Your objective => Beneath this sentence is a set of records; write each of them out exactly.

-------- Data for this task --------

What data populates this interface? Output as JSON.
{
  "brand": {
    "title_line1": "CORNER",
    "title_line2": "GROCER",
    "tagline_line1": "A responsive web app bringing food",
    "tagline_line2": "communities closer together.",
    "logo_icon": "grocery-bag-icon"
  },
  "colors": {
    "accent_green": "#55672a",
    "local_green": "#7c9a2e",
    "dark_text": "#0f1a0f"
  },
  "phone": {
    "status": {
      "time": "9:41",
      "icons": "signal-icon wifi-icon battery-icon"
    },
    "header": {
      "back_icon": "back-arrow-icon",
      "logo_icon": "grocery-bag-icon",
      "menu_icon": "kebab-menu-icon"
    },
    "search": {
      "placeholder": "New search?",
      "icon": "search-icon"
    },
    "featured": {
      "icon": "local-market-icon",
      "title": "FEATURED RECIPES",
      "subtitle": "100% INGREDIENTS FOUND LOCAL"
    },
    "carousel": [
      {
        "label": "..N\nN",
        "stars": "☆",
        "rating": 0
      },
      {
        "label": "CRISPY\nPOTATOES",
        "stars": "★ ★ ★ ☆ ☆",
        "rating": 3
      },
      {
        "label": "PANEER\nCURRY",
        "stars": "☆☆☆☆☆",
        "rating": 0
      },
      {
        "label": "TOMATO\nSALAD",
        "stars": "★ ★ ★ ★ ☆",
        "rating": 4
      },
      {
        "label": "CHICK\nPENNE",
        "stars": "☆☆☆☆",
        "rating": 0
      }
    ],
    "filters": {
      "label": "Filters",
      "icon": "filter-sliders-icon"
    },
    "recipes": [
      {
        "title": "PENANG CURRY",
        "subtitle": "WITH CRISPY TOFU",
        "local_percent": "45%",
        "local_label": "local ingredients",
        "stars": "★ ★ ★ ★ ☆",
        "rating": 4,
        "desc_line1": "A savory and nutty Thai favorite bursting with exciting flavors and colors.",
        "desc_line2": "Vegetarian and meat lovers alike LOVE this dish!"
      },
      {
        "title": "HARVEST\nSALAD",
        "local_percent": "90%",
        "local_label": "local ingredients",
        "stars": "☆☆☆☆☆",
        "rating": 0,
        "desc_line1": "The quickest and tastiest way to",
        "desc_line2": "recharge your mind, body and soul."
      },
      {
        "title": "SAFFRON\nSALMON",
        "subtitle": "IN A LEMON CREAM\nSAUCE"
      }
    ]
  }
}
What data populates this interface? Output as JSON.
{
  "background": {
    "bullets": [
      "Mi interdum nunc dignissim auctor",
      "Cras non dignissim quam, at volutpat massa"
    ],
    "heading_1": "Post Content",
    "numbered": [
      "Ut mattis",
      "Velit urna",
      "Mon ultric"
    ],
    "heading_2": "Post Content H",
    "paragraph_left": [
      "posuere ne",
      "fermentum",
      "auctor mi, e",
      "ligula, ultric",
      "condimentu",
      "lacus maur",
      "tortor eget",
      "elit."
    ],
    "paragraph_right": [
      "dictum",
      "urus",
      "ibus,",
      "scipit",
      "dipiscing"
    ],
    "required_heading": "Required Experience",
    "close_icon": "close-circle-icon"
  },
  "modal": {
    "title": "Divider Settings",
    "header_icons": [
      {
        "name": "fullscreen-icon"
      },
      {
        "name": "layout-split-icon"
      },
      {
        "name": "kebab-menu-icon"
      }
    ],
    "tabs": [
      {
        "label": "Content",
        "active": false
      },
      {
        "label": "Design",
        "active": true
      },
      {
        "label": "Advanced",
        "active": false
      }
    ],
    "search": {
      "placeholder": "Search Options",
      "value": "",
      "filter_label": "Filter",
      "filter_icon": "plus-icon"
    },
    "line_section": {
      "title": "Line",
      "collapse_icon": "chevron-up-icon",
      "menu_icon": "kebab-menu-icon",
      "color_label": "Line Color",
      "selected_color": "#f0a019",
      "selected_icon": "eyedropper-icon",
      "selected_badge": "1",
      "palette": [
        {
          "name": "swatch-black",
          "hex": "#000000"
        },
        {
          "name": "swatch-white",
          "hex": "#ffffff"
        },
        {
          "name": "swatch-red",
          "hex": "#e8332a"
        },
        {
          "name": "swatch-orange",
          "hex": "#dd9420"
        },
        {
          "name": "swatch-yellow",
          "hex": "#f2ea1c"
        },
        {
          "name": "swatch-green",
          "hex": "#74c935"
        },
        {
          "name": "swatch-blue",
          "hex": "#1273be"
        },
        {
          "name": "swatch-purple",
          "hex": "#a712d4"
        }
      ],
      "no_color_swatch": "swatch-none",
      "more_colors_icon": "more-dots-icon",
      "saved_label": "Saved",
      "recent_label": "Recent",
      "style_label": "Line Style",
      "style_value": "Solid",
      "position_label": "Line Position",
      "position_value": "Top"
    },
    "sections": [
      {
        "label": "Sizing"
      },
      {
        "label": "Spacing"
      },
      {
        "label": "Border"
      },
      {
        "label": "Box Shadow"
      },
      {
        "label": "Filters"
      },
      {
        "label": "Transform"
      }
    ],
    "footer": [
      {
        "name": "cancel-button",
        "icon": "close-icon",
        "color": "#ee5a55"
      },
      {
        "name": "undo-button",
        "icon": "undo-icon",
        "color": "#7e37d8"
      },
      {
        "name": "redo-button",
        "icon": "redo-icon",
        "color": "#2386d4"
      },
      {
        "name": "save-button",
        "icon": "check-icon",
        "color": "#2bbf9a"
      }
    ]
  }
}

--------

Output of the exercise =>
What data populates this interface? Output as JSON.
{
  "brand": {
    "title_line1": "CORNER",
    "title_line2": "GROCER",
    "tagline_line1": "A responsive web app bringing food",
    "tagline_line2": "communities closer together.",
    "logo_icon": "grocery-bag-icon"
  },
  "colors": {
    "accent_green": "#55672a",
    "local_green": "#7c9a2e",
    "dark_text": "#0f1a0f"
  },
  "phone": {
    "status": {
      "time": "9:41",
      "icons": "signal-icon wifi-icon battery-icon"
    },
    "header": {
      "back_icon": "back-arrow-icon",
      "logo_icon": "grocery-bag-icon",
      "menu_icon": "kebab-menu-icon"
    },
    "search": {
      "placeholder": "New search?",
      "icon": "search-icon"
    },
    "featured": {
      "icon": "local-market-icon",
      "title": "FEATURED RECIPES",
      "subtitle": "100% INGREDIENTS FOUND LOCAL"
    },
    "carousel": [
      {
        "label": "..N\nN",
        "stars": "☆",
        "rating": 0
      },
      {
        "label": "CRISPY\nPOTATOES",
        "stars": "★ ★ ★ ☆ ☆",
        "rating": 3
      },
      {
        "label": "PANEER\nCURRY",
        "stars": "☆☆☆☆☆",
        "rating": 0
      },
      {
        "label": "TOMATO\nSALAD",
        "stars": "★ ★ ★ ★ ☆",
        "rating": 4
      },
      {
        "label": "CHICK\nPENNE",
        "stars": "☆☆☆☆",
        "rating": 0
      }
    ],
    "filters": {
      "label": "Filters",
      "icon": "filter-sliders-icon"
    },
    "recipes": [
      {
        "title": "PENANG CURRY",
        "subtitle": "WITH CRISPY TOFU",
        "local_percent": "45%",
        "local_label": "local ingredients",
        "stars": "★ ★ ★ ★ ☆",
        "rating": 4,
        "desc_line1": "A savory and nutty Thai favorite bursting with exciting flavors and colors.",
        "desc_line2": "Vegetarian and meat lovers alike LOVE this dish!"
      },
      {
        "title": "HARVEST\nSALAD",
        "local_percent": "90%",
        "local_label": "local ingredients",
        "stars": "☆☆☆☆☆",
        "rating": 0,
        "desc_line1": "The quickest and tastiest way to",
        "desc_line2": "recharge your mind, body and soul."
      },
      {
        "title": "SAFFRON\nSALMON",
        "subtitle": "IN A LEMON CREAM\nSAUCE"
      }
    ]
  }
}
What data populates this interface? Output as JSON.
{
  "background": {
    "bullets": [
      "Mi interdum nunc dignissim auctor",
      "Cras non dignissim quam, at volutpat massa"
    ],
    "heading_1": "Post Content",
    "numbered": [
      "Ut mattis",
      "Velit urna",
      "Mon ultric"
    ],
    "heading_2": "Post Content H",
    "paragraph_left": [
      "posuere ne",
      "fermentum",
      "auctor mi, e",
      "ligula, ultric",
      "condimentu",
      "lacus maur",
      "tortor eget",
      "elit."
    ],
    "paragraph_right": [
      "dictum",
      "urus",
      "ibus,",
      "scipit",
      "dipiscing"
    ],
    "required_heading": "Required Experience",
    "close_icon": "close-circle-icon"
  },
  "modal": {
    "title": "Divider Settings",
    "header_icons": [
      {
        "name": "fullscreen-icon"
      },
      {
        "name": "layout-split-icon"
      },
      {
        "name": "kebab-menu-icon"
      }
    ],
    "tabs": [
      {
        "label": "Content",
        "active": false
      },
      {
        "label": "Design",
        "active": true
      },
      {
        "label": "Advanced",
        "active": false
      }
    ],
    "search": {
      "placeholder": "Search Options",
      "value": "",
      "filter_label": "Filter",
      "filter_icon": "plus-icon"
    },
    "line_section": {
      "title": "Line",
      "collapse_icon": "chevron-up-icon",
      "menu_icon": "kebab-menu-icon",
      "color_label": "Line Color",
      "selected_color": "#f0a019",
      "selected_icon": "eyedropper-icon",
      "selected_badge": "1",
      "palette": [
        {
          "name": "swatch-black",
          "hex": "#000000"
        },
        {
          "name": "swatch-white",
          "hex": "#ffffff"
        },
        {
          "name": "swatch-red",
          "hex": "#e8332a"
        },
        {
          "name": "swatch-orange",
          "hex": "#dd9420"
        },
        {
          "name": "swatch-yellow",
          "hex": "#f2ea1c"
        },
        {
          "name": "swatch-green",
          "hex": "#74c935"
        },
        {
          "name": "swatch-blue",
          "hex": "#1273be"
        },
        {
          "name": "swatch-purple",
          "hex": "#a712d4"
        }
      ],
      "no_color_swatch": "swatch-none",
      "more_colors_icon": "more-dots-icon",
      "saved_label": "Saved",
      "recent_label": "Recent",
      "style_label": "Line Style",
      "style_value": "Solid",
      "position_label": "Line Position",
      "position_value": "Top"
    },
    "sections": [
      {
        "label": "Sizing"
      },
      {
        "label": "Spacing"
      },
      {
        "label": "Border"
      },
      {
        "label": "Box Shadow"
      },
      {
        "label": "Filters"
      },
      {
        "label": "Transform"
      }
    ],
    "footer": [
      {
        "name": "cancel-button",
        "icon": "close-icon",
        "color": "#ee5a55"
      },
      {
        "name": "undo-button",
        "icon": "undo-icon",
        "color": "#7e37d8"
      },
      {
        "name": "redo-button",
        "icon": "redo-icon",
        "color": "#2386d4"
      },
      {
        "name": "save-button",
        "icon": "check-icon",
        "color": "#2bbf9a"
      }
    ]
  }
}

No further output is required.